• Work instructions: Repeat every entry word for word, but leave the images out of your copy.

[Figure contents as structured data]

============================================================

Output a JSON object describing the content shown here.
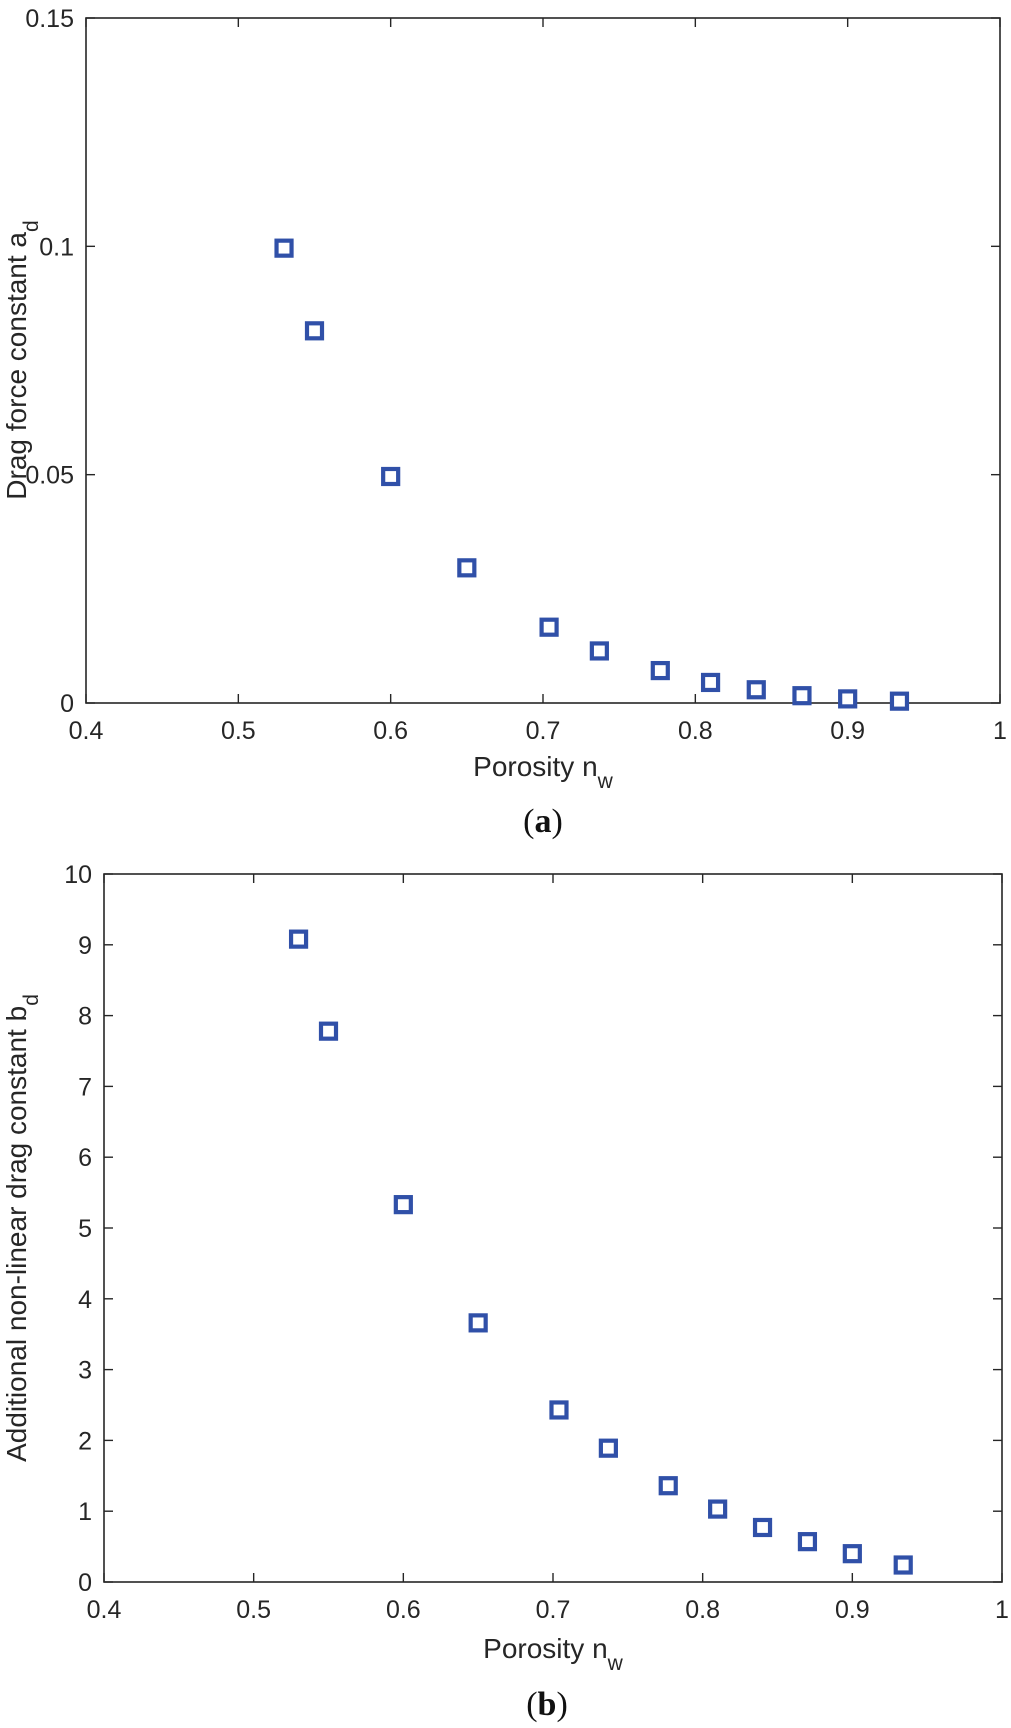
{
  "chart_data": [
    {
      "type": "scatter",
      "panel_label": "a",
      "xlabel": "Porosity n",
      "xlabel_sub": "w",
      "ylabel": "Drag force constant a",
      "ylabel_sub": "d",
      "xlim": [
        0.4,
        1
      ],
      "ylim": [
        0,
        0.15
      ],
      "xticks": [
        0.4,
        0.5,
        0.6,
        0.7,
        0.8,
        0.9,
        1
      ],
      "xtick_labels": [
        "0.4",
        "0.5",
        "0.6",
        "0.7",
        "0.8",
        "0.9",
        "1"
      ],
      "yticks": [
        0,
        0.05,
        0.1,
        0.15
      ],
      "ytick_labels": [
        "0",
        "0.05",
        "0.1",
        "0.15"
      ],
      "marker": "square",
      "color": "#3050a8",
      "x": [
        0.53,
        0.55,
        0.6,
        0.65,
        0.704,
        0.737,
        0.777,
        0.81,
        0.84,
        0.87,
        0.9,
        0.934
      ],
      "y": [
        0.0996,
        0.0815,
        0.0496,
        0.0296,
        0.0166,
        0.0114,
        0.0071,
        0.0045,
        0.0029,
        0.0016,
        0.0009,
        0.0004
      ]
    },
    {
      "type": "scatter",
      "panel_label": "b",
      "xlabel": "Porosity n",
      "xlabel_sub": "w",
      "ylabel": "Additional non-linear drag constant b",
      "ylabel_sub": "d",
      "xlim": [
        0.4,
        1
      ],
      "ylim": [
        0,
        10
      ],
      "xticks": [
        0.4,
        0.5,
        0.6,
        0.7,
        0.8,
        0.9,
        1
      ],
      "xtick_labels": [
        "0.4",
        "0.5",
        "0.6",
        "0.7",
        "0.8",
        "0.9",
        "1"
      ],
      "yticks": [
        0,
        1,
        2,
        3,
        4,
        5,
        6,
        7,
        8,
        9,
        10
      ],
      "ytick_labels": [
        "0",
        "1",
        "2",
        "3",
        "4",
        "5",
        "6",
        "7",
        "8",
        "9",
        "10"
      ],
      "marker": "square",
      "color": "#3050a8",
      "x": [
        0.53,
        0.55,
        0.6,
        0.65,
        0.704,
        0.737,
        0.777,
        0.81,
        0.84,
        0.87,
        0.9,
        0.934
      ],
      "y": [
        9.08,
        7.78,
        5.33,
        3.66,
        2.43,
        1.89,
        1.36,
        1.03,
        0.77,
        0.57,
        0.4,
        0.24
      ]
    }
  ]
}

============================================================

• Written reply:
Output a JSON object describing the content shown here.
{
  "chart_data": [
    {
      "type": "scatter",
      "panel_label": "a",
      "xlabel": "Porosity n",
      "xlabel_sub": "w",
      "ylabel": "Drag force constant a",
      "ylabel_sub": "d",
      "xlim": [
        0.4,
        1
      ],
      "ylim": [
        0,
        0.15
      ],
      "xticks": [
        0.4,
        0.5,
        0.6,
        0.7,
        0.8,
        0.9,
        1
      ],
      "xtick_labels": [
        "0.4",
        "0.5",
        "0.6",
        "0.7",
        "0.8",
        "0.9",
        "1"
      ],
      "yticks": [
        0,
        0.05,
        0.1,
        0.15
      ],
      "ytick_labels": [
        "0",
        "0.05",
        "0.1",
        "0.15"
      ],
      "marker": "square",
      "color": "#3050a8",
      "x": [
        0.53,
        0.55,
        0.6,
        0.65,
        0.704,
        0.737,
        0.777,
        0.81,
        0.84,
        0.87,
        0.9,
        0.934
      ],
      "y": [
        0.0996,
        0.0815,
        0.0496,
        0.0296,
        0.0166,
        0.0114,
        0.0071,
        0.0045,
        0.0029,
        0.0016,
        0.0009,
        0.0004
      ]
    },
    {
      "type": "scatter",
      "panel_label": "b",
      "xlabel": "Porosity n",
      "xlabel_sub": "w",
      "ylabel": "Additional non-linear drag constant b",
      "ylabel_sub": "d",
      "xlim": [
        0.4,
        1
      ],
      "ylim": [
        0,
        10
      ],
      "xticks": [
        0.4,
        0.5,
        0.6,
        0.7,
        0.8,
        0.9,
        1
      ],
      "xtick_labels": [
        "0.4",
        "0.5",
        "0.6",
        "0.7",
        "0.8",
        "0.9",
        "1"
      ],
      "yticks": [
        0,
        1,
        2,
        3,
        4,
        5,
        6,
        7,
        8,
        9,
        10
      ],
      "ytick_labels": [
        "0",
        "1",
        "2",
        "3",
        "4",
        "5",
        "6",
        "7",
        "8",
        "9",
        "10"
      ],
      "marker": "square",
      "color": "#3050a8",
      "x": [
        0.53,
        0.55,
        0.6,
        0.65,
        0.704,
        0.737,
        0.777,
        0.81,
        0.84,
        0.87,
        0.9,
        0.934
      ],
      "y": [
        9.08,
        7.78,
        5.33,
        3.66,
        2.43,
        1.89,
        1.36,
        1.03,
        0.77,
        0.57,
        0.4,
        0.24
      ]
    }
  ]
}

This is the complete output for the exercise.